───── Extracted information
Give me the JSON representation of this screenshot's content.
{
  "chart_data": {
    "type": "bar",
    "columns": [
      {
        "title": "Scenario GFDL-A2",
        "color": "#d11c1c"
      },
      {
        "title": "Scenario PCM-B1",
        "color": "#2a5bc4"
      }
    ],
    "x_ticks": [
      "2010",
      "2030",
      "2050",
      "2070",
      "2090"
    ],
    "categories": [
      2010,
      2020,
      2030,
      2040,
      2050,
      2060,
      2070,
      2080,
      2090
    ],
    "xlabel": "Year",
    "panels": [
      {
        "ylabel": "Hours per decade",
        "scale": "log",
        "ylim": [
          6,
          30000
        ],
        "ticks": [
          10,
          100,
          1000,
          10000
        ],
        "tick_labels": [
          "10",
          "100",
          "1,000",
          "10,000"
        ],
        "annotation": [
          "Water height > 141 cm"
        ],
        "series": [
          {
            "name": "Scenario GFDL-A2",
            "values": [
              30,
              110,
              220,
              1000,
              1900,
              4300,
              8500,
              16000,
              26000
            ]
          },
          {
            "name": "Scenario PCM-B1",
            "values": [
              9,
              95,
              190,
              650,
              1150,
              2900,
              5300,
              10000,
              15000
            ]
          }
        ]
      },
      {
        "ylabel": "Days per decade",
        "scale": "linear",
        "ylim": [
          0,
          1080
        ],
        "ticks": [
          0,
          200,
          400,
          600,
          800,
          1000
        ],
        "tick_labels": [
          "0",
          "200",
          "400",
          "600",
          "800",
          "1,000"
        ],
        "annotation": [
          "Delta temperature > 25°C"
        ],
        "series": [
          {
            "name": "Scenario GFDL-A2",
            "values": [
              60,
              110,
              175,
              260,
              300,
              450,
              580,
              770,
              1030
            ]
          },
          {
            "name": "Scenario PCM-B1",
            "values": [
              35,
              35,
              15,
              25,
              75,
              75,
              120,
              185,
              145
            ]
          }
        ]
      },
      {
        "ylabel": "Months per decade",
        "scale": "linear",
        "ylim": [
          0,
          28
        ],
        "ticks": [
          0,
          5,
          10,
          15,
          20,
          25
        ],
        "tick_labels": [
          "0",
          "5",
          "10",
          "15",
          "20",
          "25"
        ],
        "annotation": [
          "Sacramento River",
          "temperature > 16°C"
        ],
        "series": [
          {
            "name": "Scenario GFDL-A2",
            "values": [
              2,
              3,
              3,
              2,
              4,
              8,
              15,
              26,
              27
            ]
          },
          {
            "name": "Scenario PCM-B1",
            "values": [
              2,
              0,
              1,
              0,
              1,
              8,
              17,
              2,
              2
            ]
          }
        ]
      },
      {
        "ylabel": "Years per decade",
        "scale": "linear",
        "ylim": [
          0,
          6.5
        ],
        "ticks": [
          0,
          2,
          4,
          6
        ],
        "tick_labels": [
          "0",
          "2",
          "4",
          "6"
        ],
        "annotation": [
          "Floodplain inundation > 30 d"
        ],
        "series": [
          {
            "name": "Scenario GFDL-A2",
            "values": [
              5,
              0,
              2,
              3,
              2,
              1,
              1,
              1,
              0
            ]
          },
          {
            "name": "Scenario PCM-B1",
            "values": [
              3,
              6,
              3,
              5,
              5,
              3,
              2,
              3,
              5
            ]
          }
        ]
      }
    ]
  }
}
──────────
### Requirements:
Please reproduce the entire listing, exactly as shown.

### The output:
Give me the JSON representation of this screenshot's content.
{
  "chart_data": {
    "type": "bar",
    "columns": [
      {
        "title": "Scenario GFDL-A2",
        "color": "#d11c1c"
      },
      {
        "title": "Scenario PCM-B1",
        "color": "#2a5bc4"
      }
    ],
    "x_ticks": [
      "2010",
      "2030",
      "2050",
      "2070",
      "2090"
    ],
    "categories": [
      2010,
      2020,
      2030,
      2040,
      2050,
      2060,
      2070,
      2080,
      2090
    ],
    "xlabel": "Year",
    "panels": [
      {
        "ylabel": "Hours per decade",
        "scale": "log",
        "ylim": [
          6,
          30000
        ],
        "ticks": [
          10,
          100,
          1000,
          10000
        ],
        "tick_labels": [
          "10",
          "100",
          "1,000",
          "10,000"
        ],
        "annotation": [
          "Water height > 141 cm"
        ],
        "series": [
          {
            "name": "Scenario GFDL-A2",
            "values": [
              30,
              110,
              220,
              1000,
              1900,
              4300,
              8500,
              16000,
              26000
            ]
          },
          {
            "name": "Scenario PCM-B1",
            "values": [
              9,
              95,
              190,
              650,
              1150,
              2900,
              5300,
              10000,
              15000
            ]
          }
        ]
      },
      {
        "ylabel": "Days per decade",
        "scale": "linear",
        "ylim": [
          0,
          1080
        ],
        "ticks": [
          0,
          200,
          400,
          600,
          800,
          1000
        ],
        "tick_labels": [
          "0",
          "200",
          "400",
          "600",
          "800",
          "1,000"
        ],
        "annotation": [
          "Delta temperature > 25°C"
        ],
        "series": [
          {
            "name": "Scenario GFDL-A2",
            "values": [
              60,
              110,
              175,
              260,
              300,
              450,
              580,
              770,
              1030
            ]
          },
          {
            "name": "Scenario PCM-B1",
            "values": [
              35,
              35,
              15,
              25,
              75,
              75,
              120,
              185,
              145
            ]
          }
        ]
      },
      {
        "ylabel": "Months per decade",
        "scale": "linear",
        "ylim": [
          0,
          28
        ],
        "ticks": [
          0,
          5,
          10,
          15,
          20,
          25
        ],
        "tick_labels": [
          "0",
          "5",
          "10",
          "15",
          "20",
          "25"
        ],
        "annotation": [
          "Sacramento River",
          "temperature > 16°C"
        ],
        "series": [
          {
            "name": "Scenario GFDL-A2",
            "values": [
              2,
              3,
              3,
              2,
              4,
              8,
              15,
              26,
              27
            ]
          },
          {
            "name": "Scenario PCM-B1",
            "values": [
              2,
              0,
              1,
              0,
              1,
              8,
              17,
              2,
              2
            ]
          }
        ]
      },
      {
        "ylabel": "Years per decade",
        "scale": "linear",
        "ylim": [
          0,
          6.5
        ],
        "ticks": [
          0,
          2,
          4,
          6
        ],
        "tick_labels": [
          "0",
          "2",
          "4",
          "6"
        ],
        "annotation": [
          "Floodplain inundation > 30 d"
        ],
        "series": [
          {
            "name": "Scenario GFDL-A2",
            "values": [
              5,
              0,
              2,
              3,
              2,
              1,
              1,
              1,
              0
            ]
          },
          {
            "name": "Scenario PCM-B1",
            "values": [
              3,
              6,
              3,
              5,
              5,
              3,
              2,
              3,
              5
            ]
          }
        ]
      }
    ]
  }
}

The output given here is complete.